__PROBLEM TO SOLVE__
Find each line with the word "China" in it, then give the total alone.

--- START OF SOURCE MATERIAL ---

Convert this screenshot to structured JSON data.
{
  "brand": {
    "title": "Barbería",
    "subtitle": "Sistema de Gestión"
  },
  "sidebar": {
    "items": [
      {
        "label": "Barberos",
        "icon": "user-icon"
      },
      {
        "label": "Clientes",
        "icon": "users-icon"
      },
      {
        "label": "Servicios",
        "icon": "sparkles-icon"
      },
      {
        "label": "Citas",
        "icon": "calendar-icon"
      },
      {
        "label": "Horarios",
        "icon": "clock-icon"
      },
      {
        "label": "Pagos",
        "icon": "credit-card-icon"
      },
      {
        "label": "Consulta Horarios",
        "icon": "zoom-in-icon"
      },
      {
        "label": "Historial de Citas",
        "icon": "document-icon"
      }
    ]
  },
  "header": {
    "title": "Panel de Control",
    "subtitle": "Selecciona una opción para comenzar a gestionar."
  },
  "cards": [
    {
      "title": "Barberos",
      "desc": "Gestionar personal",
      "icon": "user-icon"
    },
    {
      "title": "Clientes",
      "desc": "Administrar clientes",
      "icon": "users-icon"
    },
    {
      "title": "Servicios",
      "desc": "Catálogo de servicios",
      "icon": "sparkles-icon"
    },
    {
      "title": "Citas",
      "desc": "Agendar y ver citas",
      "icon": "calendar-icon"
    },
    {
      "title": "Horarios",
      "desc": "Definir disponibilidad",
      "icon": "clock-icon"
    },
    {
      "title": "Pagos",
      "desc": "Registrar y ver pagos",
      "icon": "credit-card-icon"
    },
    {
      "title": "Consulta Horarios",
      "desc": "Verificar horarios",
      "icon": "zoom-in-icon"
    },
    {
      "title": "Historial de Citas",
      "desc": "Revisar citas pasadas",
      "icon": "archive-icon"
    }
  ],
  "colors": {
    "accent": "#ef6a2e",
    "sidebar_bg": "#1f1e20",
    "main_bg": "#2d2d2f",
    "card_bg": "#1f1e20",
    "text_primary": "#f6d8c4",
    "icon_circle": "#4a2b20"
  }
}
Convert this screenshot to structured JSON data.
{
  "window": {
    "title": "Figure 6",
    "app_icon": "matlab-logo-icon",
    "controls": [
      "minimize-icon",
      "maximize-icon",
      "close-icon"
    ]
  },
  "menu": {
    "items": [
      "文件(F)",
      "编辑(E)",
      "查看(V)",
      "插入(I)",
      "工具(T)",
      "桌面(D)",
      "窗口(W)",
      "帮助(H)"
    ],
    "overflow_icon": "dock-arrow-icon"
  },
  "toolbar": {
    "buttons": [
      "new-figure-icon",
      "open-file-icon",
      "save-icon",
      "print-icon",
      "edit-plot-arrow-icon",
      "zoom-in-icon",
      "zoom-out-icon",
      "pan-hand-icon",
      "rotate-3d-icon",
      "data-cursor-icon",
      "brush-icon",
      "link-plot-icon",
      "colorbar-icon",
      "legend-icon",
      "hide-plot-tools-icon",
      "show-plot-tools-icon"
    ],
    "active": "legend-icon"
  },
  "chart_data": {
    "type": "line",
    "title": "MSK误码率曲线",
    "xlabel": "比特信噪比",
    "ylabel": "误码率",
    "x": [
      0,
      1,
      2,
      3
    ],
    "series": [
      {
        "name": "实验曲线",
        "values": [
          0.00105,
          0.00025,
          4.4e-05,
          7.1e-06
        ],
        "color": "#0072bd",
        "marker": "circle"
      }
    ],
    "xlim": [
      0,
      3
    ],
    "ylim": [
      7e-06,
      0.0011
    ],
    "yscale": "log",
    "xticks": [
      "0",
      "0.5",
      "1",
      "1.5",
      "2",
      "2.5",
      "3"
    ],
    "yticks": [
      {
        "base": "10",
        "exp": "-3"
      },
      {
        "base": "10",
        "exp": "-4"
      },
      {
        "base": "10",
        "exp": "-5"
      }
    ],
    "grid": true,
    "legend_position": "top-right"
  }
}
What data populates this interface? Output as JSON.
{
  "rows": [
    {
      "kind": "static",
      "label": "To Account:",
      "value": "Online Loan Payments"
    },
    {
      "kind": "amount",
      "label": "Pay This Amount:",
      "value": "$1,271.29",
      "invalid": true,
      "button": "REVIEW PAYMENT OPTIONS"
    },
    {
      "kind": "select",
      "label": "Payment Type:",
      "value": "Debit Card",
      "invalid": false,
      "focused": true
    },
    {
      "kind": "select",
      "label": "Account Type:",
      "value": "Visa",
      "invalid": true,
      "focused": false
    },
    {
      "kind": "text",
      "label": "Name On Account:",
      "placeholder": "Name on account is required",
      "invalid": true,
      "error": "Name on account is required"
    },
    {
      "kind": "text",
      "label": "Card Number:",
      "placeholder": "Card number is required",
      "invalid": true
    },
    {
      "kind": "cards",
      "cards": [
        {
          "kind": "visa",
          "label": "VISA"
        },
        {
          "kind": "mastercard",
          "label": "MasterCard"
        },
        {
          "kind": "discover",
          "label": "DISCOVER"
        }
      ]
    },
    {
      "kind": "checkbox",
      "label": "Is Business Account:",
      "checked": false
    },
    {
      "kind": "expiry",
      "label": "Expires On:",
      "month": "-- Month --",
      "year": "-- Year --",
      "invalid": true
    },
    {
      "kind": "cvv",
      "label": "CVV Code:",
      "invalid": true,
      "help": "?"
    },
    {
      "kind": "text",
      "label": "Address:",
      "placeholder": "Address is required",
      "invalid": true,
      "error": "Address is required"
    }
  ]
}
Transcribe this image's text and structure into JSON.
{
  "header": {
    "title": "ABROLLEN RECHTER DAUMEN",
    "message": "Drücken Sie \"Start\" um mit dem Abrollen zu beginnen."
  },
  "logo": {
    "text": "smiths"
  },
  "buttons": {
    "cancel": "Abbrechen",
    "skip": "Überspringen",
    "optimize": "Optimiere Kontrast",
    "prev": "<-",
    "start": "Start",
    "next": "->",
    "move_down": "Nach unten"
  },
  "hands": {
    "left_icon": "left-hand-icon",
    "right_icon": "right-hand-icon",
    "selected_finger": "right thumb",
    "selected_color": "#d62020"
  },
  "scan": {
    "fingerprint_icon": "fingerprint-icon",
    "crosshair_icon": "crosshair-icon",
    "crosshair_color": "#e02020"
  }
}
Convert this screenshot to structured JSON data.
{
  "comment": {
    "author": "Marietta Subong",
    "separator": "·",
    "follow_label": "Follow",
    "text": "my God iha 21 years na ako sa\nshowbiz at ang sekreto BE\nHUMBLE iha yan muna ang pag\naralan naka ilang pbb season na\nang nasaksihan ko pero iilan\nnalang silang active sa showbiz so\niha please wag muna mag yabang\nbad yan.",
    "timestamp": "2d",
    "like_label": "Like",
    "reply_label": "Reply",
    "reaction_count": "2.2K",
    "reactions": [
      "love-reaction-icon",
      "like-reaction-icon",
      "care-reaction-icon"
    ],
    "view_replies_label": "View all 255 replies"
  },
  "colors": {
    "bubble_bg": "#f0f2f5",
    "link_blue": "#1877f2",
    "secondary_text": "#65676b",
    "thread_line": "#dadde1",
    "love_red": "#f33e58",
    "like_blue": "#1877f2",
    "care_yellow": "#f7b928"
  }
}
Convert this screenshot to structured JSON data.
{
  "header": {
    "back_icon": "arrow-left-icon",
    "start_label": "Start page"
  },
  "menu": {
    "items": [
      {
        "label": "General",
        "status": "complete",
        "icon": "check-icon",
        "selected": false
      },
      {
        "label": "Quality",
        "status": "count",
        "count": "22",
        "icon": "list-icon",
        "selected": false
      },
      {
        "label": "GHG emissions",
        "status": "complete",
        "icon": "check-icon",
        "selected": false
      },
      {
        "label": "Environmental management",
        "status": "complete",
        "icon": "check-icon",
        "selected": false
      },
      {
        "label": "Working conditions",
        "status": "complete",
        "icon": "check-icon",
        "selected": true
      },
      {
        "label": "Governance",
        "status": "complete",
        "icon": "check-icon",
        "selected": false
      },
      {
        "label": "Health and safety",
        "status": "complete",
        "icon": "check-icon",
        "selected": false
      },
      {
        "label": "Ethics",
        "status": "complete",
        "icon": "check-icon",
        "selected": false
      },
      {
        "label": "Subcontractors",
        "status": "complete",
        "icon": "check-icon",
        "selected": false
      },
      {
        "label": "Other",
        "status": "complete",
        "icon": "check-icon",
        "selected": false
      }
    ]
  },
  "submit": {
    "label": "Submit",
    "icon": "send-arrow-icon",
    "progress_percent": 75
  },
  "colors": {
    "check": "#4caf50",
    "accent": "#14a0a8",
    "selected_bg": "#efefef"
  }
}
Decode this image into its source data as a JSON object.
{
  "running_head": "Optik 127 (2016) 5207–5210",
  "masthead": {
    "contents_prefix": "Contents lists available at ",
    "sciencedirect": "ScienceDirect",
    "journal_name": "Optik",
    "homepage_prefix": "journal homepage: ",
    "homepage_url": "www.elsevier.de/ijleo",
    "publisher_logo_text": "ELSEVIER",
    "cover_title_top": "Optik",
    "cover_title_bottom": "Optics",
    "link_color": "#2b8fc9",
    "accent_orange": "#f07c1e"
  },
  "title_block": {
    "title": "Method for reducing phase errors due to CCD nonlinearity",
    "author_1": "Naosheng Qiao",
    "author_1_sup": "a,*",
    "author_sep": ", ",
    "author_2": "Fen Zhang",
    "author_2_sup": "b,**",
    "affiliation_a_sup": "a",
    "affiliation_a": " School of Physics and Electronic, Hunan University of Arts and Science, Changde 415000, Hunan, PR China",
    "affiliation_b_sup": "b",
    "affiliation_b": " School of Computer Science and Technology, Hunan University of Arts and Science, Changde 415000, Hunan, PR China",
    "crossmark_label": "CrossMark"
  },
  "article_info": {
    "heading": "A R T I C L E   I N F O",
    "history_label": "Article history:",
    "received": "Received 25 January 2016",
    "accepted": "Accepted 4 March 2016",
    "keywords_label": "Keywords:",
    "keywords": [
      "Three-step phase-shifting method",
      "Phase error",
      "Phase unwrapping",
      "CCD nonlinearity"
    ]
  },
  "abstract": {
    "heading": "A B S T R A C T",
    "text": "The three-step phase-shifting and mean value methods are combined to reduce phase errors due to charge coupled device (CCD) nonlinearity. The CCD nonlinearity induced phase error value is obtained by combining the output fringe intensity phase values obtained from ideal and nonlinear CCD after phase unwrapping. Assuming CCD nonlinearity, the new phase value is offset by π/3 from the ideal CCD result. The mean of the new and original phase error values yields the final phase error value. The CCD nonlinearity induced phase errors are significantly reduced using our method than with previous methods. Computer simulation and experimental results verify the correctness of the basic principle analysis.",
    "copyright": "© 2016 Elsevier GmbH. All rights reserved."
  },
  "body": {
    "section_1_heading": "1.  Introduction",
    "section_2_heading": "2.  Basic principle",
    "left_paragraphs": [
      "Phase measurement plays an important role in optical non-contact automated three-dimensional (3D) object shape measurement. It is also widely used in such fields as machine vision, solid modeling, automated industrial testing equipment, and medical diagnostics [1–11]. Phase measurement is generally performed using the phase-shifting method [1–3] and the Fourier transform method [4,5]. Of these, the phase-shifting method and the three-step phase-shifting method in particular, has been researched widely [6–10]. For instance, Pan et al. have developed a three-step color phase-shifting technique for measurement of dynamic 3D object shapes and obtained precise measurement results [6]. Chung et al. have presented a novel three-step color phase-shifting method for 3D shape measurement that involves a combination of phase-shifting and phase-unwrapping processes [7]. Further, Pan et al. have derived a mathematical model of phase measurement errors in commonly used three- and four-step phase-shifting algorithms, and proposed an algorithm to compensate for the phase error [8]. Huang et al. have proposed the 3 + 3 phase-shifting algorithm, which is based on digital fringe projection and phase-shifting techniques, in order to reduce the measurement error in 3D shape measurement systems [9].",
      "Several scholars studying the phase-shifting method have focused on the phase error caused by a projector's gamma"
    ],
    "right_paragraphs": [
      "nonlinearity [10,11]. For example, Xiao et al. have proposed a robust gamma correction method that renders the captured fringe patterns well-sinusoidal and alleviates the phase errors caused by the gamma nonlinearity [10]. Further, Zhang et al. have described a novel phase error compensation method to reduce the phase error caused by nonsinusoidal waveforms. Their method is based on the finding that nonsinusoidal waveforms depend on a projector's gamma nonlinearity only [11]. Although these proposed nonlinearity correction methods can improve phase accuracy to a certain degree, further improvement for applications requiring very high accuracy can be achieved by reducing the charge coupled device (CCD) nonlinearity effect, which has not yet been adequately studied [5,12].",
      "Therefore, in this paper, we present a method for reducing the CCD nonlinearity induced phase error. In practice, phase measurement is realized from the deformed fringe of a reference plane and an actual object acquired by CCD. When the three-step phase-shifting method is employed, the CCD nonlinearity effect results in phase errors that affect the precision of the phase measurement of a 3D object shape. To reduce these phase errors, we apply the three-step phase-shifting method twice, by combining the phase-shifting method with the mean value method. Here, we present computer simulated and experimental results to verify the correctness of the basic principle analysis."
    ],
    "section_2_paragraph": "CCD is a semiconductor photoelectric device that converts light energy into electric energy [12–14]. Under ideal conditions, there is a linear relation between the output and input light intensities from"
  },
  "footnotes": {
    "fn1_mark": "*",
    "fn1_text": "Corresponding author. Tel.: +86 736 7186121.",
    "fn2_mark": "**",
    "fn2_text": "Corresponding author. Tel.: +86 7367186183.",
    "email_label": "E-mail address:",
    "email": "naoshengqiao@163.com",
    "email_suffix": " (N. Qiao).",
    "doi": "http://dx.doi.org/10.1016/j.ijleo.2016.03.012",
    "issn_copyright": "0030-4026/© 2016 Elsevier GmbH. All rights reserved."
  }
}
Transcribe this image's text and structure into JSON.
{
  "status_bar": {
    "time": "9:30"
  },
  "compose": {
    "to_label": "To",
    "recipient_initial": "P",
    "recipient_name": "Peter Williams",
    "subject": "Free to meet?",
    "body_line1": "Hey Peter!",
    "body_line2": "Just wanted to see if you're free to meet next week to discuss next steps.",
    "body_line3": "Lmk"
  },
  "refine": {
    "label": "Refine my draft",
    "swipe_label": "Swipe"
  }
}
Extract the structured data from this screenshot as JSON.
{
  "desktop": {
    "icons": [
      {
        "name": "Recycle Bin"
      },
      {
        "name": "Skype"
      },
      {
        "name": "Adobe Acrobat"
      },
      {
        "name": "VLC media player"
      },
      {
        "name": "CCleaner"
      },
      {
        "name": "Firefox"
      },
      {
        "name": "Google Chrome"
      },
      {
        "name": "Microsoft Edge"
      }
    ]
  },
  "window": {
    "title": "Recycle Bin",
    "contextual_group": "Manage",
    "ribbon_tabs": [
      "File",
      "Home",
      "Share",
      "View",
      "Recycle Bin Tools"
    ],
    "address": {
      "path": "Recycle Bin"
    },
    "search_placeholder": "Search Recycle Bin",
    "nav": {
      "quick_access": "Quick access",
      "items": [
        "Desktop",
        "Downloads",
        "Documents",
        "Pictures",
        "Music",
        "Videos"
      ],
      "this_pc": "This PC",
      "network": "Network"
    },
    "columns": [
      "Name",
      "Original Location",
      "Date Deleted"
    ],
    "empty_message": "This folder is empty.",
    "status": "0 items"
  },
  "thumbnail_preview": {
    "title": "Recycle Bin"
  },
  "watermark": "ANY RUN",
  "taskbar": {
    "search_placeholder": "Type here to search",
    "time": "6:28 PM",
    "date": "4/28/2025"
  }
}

--- END OF SOURCE MATERIAL ---

__EXERCISE OUTPUT__
2